Lists of layout items with their boxes:
------------------------------

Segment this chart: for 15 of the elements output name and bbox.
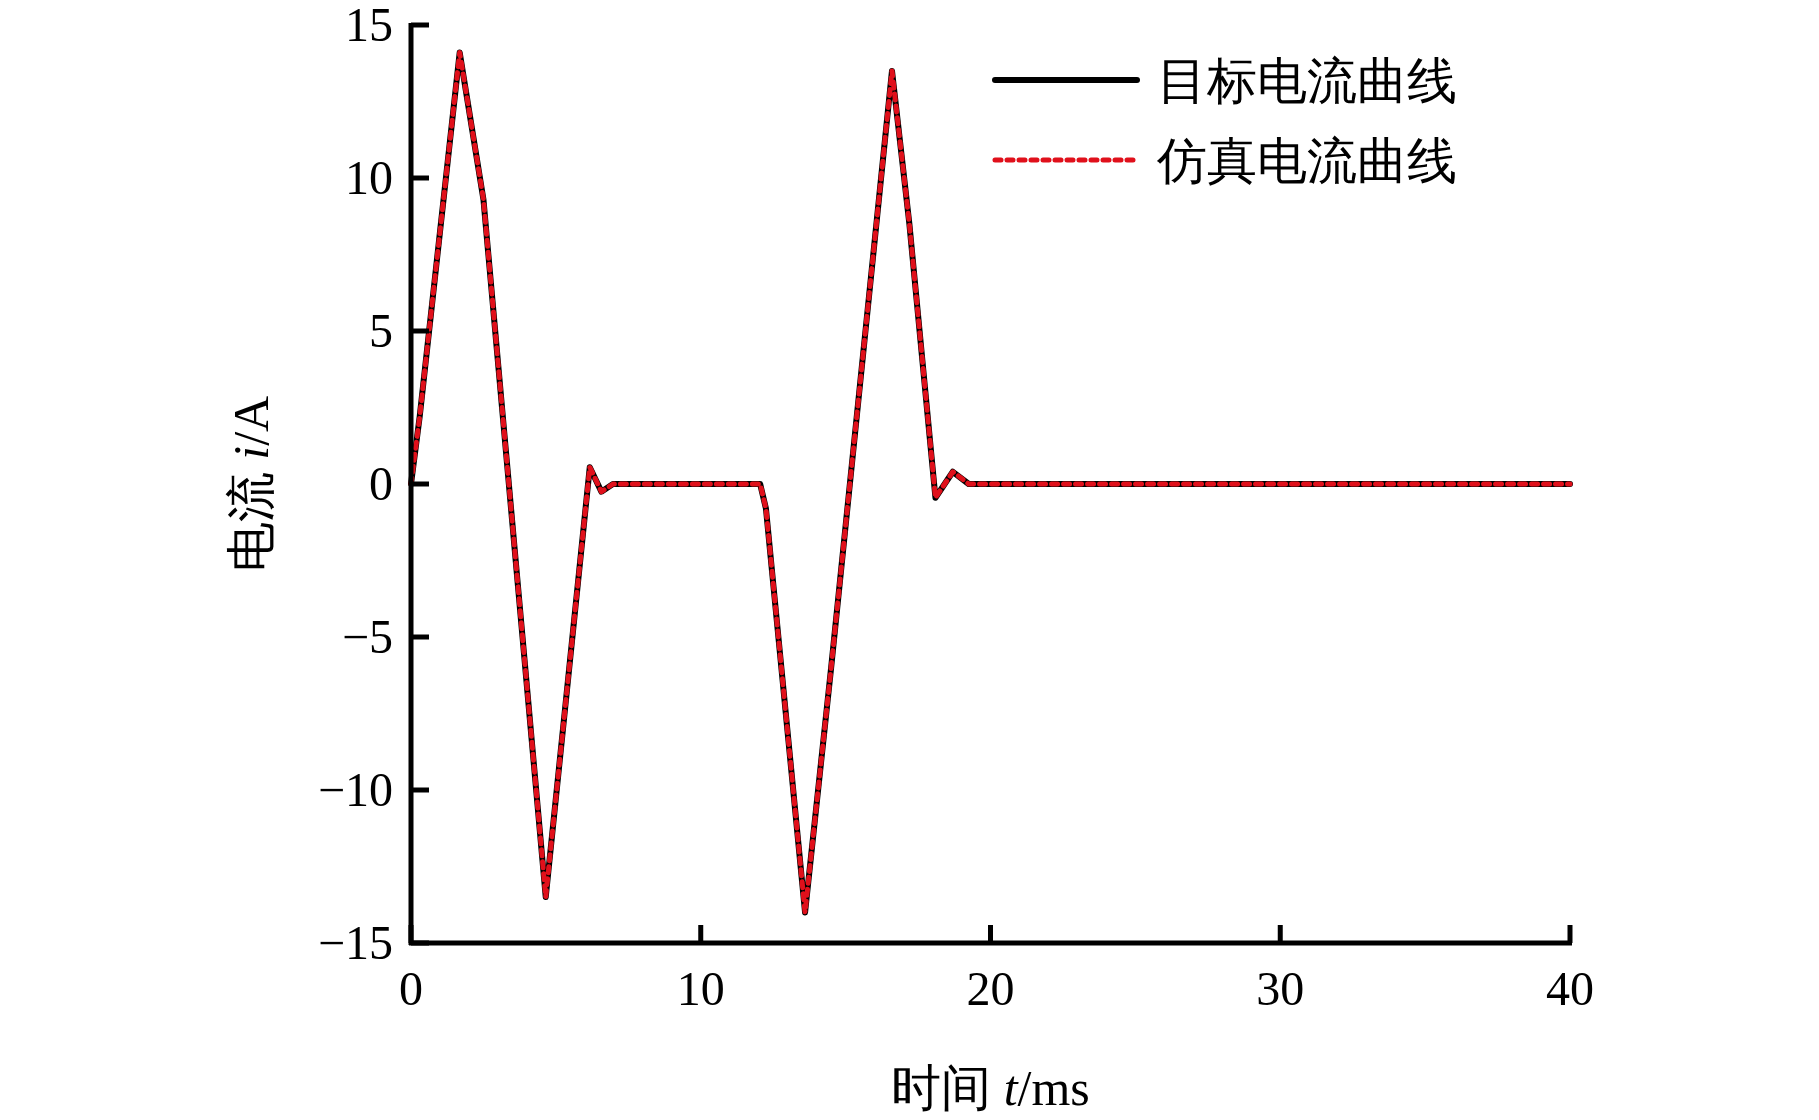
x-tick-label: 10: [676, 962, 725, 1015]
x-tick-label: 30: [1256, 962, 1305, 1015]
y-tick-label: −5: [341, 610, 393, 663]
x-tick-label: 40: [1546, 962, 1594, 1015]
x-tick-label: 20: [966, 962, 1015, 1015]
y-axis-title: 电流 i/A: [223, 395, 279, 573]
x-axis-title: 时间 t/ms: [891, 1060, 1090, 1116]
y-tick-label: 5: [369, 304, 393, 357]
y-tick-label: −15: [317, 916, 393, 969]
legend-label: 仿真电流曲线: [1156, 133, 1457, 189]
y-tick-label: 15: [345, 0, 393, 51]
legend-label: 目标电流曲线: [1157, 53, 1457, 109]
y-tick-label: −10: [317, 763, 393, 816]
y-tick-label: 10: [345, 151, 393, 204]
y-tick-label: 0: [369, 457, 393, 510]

------------------------------

Written problem » Can you copy the data above word for word, leaving out the picture?

Finished task »
Segment this chart: for 15 of the elements output name and bbox.
x-tick-label: 10: [676, 962, 725, 1015]
x-tick-label: 30: [1256, 962, 1305, 1015]
y-tick-label: −5: [341, 610, 393, 663]
x-tick-label: 40: [1546, 962, 1594, 1015]
x-tick-label: 20: [966, 962, 1015, 1015]
y-axis-title: 电流 i/A: [223, 395, 279, 573]
x-axis-title: 时间 t/ms: [891, 1060, 1090, 1116]
y-tick-label: 5: [369, 304, 393, 357]
y-tick-label: −15: [317, 916, 393, 969]
legend-label: 仿真电流曲线: [1156, 133, 1457, 189]
y-tick-label: 15: [345, 0, 393, 51]
legend-label: 目标电流曲线: [1157, 53, 1457, 109]
y-tick-label: −10: [317, 763, 393, 816]
y-tick-label: 10: [345, 151, 393, 204]
y-tick-label: 0: [369, 457, 393, 510]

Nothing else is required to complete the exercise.